Physical Involvement. Boxplots depicting mean VAS ratings for Physical Involvement with respect to main effects: (a) Contour, (b) Vertical Density, and (c) Note Pattern; and interaction effects for (d) Vertical Density*Contour (N = 30) (see text for significant results).
Tukey’s post hoc comparisons – effect of Contour, Vertical Density, and Note Pattern on perceived physical involvement.
p < .05 = *, p < .01 = **, p < .001 = ***
Emotional Involvement
The model explained 53.45% of the variance in Emotional Involvement ratings, taking into account the random effects (R2m = 0.11, R2c = 0.53). The model revealed a significant main effect of Contour (χ2(2) = 120.95, p < .0001), showing that participants felt more Emotionally Involved with Ascending than with Descending and Flat, and with Descending more than with Flat (Figure 6(a)). A significant main effect for Vertical Density was found (χ2(2) = 22.35, p < .0001), showing that participants felt more Emotionally Involved with High Vertical Density than with Low, and with Low less than with Medium (Figure 6[b]). A significant main effect for Note Pattern was found (χ2(2) = 21.30, p < .0001), showing that participants felt less Emotionally Involved with Duple than with Quadruple, and Triple (Figure 6[c]; for Tukey's post hoc comparisons for main effects, see Table 6).

Emotional Involvement. Boxplots depicting mean VAS ratings for Emotional Involvement with respect to main effects: (a) Contour, (b) Vertical Density, and (c) Note Pattern (N = 30); see text for significant results.
Tukey’s post hoc comparisons – effect of Contour, Vertical Density, and Note Pattern on perceived emotional involvement.
p < .05 = *, p < .01 = **, p < .001 = ***
Correlations
Results of the Spearman correlations (Table 7, Figure 7) indicate that, after Bonferroni correction (p = .05/28 = .002), five positive correlations were significant: Direction * Physical Involvement (R = .64, p < .001), Rotation * Movement (R = 0.72, p < .0001), Rotation * Emotional Involvement (R = .57, p = .001), Movement * Emotional Involvement (R = .63, p < .001), and Emotional Involvement * Physical Involvement (R = .59, p < .001). No other significant correlations were found between VMIQ-2, BMEQ, and IRI.

- _Material_:
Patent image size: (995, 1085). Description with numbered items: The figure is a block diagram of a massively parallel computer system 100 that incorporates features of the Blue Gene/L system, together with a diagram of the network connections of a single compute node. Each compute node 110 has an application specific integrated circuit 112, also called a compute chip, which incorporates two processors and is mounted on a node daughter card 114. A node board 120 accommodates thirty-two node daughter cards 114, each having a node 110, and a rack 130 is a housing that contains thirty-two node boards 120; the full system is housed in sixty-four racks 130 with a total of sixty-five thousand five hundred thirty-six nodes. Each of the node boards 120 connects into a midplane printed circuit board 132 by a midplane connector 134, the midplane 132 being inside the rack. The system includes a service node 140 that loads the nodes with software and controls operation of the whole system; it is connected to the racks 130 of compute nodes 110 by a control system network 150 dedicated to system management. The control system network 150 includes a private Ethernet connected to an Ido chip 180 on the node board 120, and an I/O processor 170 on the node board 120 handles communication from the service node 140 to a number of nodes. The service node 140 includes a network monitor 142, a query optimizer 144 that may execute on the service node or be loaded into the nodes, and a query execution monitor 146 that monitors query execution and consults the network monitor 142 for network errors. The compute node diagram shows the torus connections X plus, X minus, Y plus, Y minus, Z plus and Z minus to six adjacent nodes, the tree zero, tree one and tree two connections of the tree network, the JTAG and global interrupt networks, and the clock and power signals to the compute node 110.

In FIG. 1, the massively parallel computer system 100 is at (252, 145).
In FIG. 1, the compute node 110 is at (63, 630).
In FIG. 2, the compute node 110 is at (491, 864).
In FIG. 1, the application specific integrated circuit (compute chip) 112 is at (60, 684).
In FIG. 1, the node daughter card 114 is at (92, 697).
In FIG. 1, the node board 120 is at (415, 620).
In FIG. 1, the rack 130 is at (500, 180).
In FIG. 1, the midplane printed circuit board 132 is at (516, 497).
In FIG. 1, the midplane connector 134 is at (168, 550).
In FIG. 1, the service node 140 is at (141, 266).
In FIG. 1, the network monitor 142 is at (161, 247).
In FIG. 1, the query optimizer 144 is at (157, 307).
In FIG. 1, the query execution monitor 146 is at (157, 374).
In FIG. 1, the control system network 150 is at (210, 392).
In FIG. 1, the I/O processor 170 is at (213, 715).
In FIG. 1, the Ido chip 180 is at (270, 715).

- _Task to carry out_: Extend the results passage on involvement ratings past its final sentence. The rows were taken from a different source than the passage.

- _Expected answer_:
Correlations. Linear graphs depicting mean VAS ratings for significant correlations (N = 30) between: (a) Direction and Physical Involvement, (b) Rotation and Movement, (c) Rotation and Emotional Involvement, (d) Movement and Emotional Involvement, and (e) Physical Involvement and Emotional Involvement.
Spearman’s correlations between participants’ ratings and questionnaire scores.
p < .002 = *
Study 1 Discussion
In Study 1 we investigated the impact of Contour (Ascending, Descending, Flat), Vertical Density (Low, Medium, High), and Note Pattern (Duple, Triple, Quadruple) on participant ratings of perceived Direction, Movement, Rotation, and Physical and Emotional Involvement in a population of individuals with no professional or semi-professional musical training. Scales to assess Motor Imagination, Trait Empathy, and the tendency to experience Reactive and Affective responses to music were also included to investigate individual differences. In order to extend the ecological validity of the study, a film composer created 27 novel and carefully controlled musical stimuli recorded on a digital piano. The experimental task was to rate the stimuli using a VAS following passive listening. Results of the linear mixed effects analysis show that significant main effects were found for Contour, Vertical Density, and Note Pattern for all dependent variables. Given the high number of Tukey's post hoc comparisons for each interaction, only the most prominent observed trends in results will be discussed. The full list of interactions may be found in the Supplementary Materials 4.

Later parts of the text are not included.